>> BEGIN Stored rows

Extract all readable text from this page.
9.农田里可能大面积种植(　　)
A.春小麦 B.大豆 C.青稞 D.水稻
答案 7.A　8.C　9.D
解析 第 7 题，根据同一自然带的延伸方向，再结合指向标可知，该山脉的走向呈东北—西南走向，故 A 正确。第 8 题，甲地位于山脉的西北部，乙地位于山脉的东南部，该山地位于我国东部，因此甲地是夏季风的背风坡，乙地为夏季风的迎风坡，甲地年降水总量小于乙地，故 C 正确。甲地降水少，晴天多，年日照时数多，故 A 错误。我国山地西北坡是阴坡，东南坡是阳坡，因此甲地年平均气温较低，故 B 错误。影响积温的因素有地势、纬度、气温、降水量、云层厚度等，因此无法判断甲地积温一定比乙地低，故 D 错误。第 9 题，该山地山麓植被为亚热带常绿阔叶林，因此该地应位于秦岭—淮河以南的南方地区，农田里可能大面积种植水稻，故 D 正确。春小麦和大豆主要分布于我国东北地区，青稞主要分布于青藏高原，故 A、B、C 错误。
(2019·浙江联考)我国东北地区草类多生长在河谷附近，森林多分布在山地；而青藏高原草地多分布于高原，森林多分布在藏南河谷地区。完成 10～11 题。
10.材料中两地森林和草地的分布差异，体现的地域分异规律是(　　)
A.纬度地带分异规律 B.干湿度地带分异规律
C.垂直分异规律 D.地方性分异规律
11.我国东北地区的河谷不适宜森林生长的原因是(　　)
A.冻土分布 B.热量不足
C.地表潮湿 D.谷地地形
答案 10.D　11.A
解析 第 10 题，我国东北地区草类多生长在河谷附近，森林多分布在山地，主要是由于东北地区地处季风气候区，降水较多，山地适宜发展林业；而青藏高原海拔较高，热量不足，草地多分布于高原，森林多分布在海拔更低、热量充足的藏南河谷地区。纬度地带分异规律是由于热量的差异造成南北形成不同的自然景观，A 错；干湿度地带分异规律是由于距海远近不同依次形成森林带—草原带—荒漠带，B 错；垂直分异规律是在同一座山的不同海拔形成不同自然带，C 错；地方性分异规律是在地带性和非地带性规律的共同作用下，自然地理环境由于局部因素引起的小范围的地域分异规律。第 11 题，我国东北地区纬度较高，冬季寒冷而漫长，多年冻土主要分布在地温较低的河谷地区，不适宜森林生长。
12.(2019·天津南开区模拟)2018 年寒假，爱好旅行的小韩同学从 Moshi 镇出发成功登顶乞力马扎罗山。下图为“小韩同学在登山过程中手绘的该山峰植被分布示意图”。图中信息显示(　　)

>> END Stored rows

> _What is expected_: Looking at the records above, tally the lines holding "我国东北地区草类多生长在河谷附近" and reply with that number only.

> _Expected answer_: 2